Working data:
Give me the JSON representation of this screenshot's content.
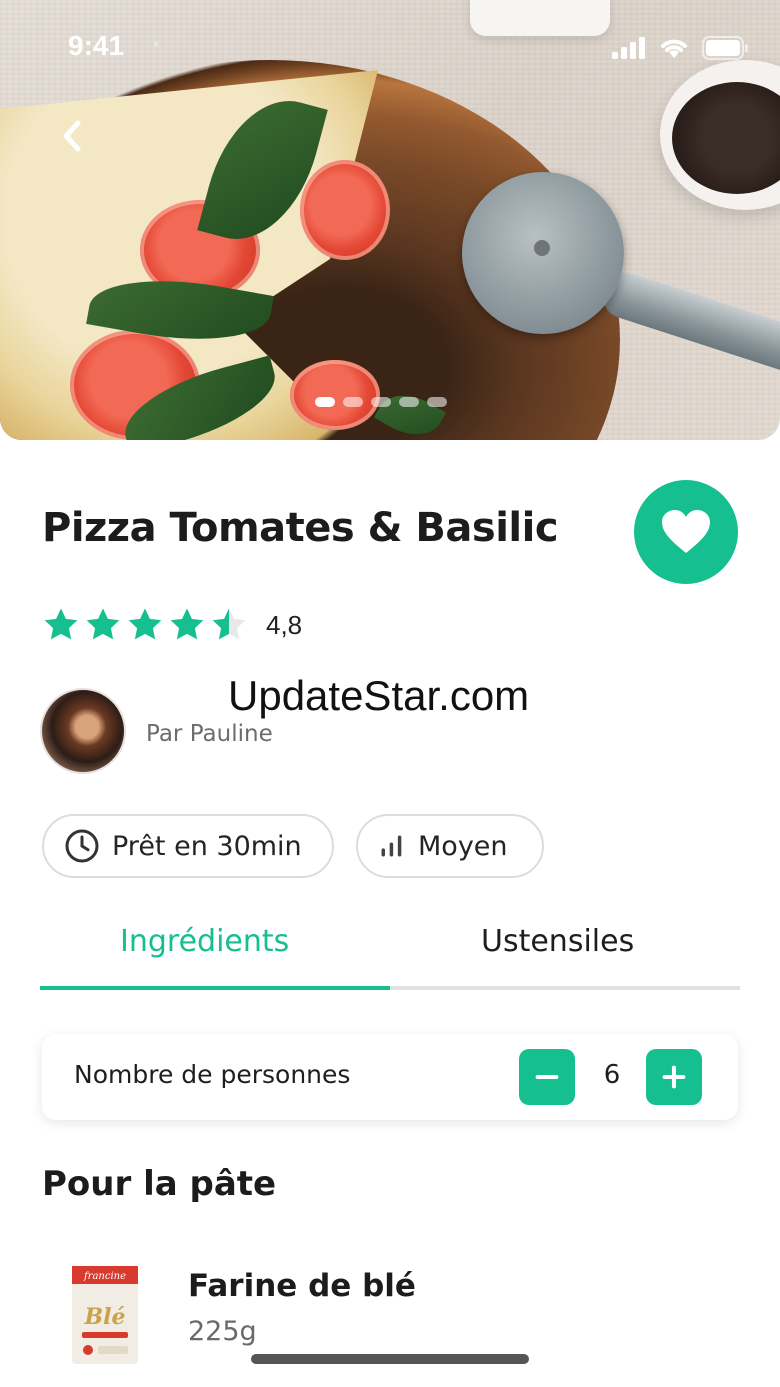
{
  "status_bar": {
    "time": "9:41"
  },
  "hero": {
    "carousel_count": 5,
    "carousel_active_index": 0
  },
  "recipe": {
    "title": "Pizza Tomates & Basilic",
    "rating_value": "4,8",
    "rating_stars": 4.5,
    "author": "Par Pauline",
    "watermark": "UpdateStar.com"
  },
  "chips": {
    "time_label": "Prêt en 30min",
    "difficulty_label": "Moyen"
  },
  "tabs": [
    {
      "label": "Ingrédients",
      "active": true
    },
    {
      "label": "Ustensiles",
      "active": false
    }
  ],
  "servings": {
    "label": "Nombre de personnes",
    "count": "6"
  },
  "sections": [
    {
      "title": "Pour la pâte",
      "ingredients": [
        {
          "name": "Farine de blé",
          "quantity": "225g",
          "package_brand": "francine",
          "package_text": "Blé"
        }
      ]
    }
  ],
  "colors": {
    "accent": "#16bf8f",
    "text": "#1c1c1c",
    "muted": "#6a6a6a"
  }
}
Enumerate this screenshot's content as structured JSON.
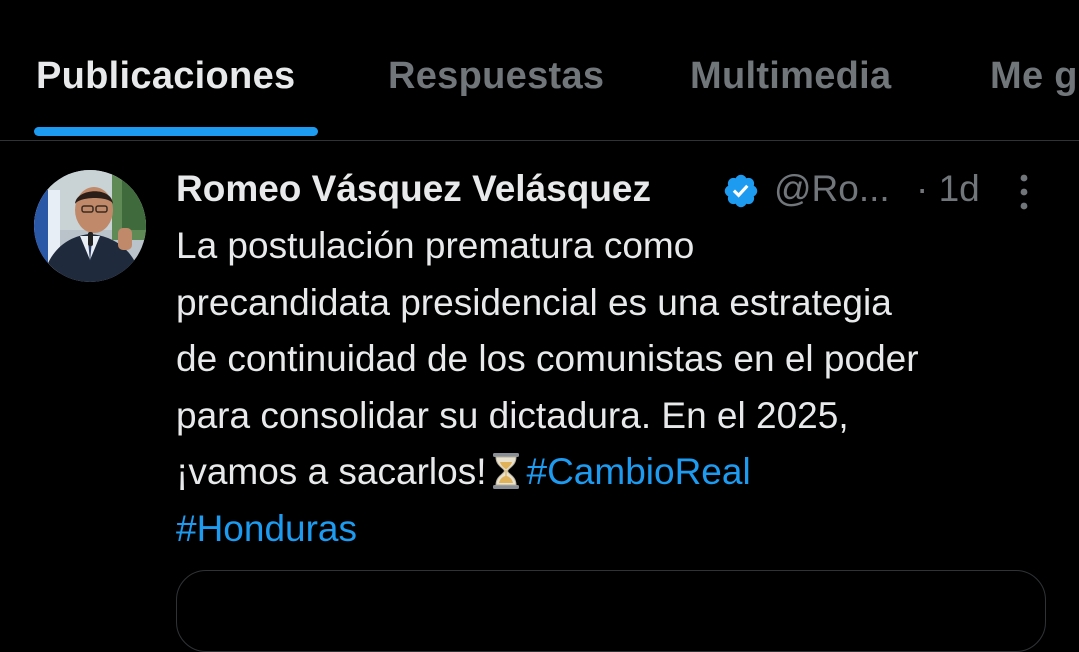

To be done: From the data above, show each line that contains "JSON".

Written solution:
Give me the JSON representation of this screenshot's content.
Enumerate this screenshot's content as structured JSON.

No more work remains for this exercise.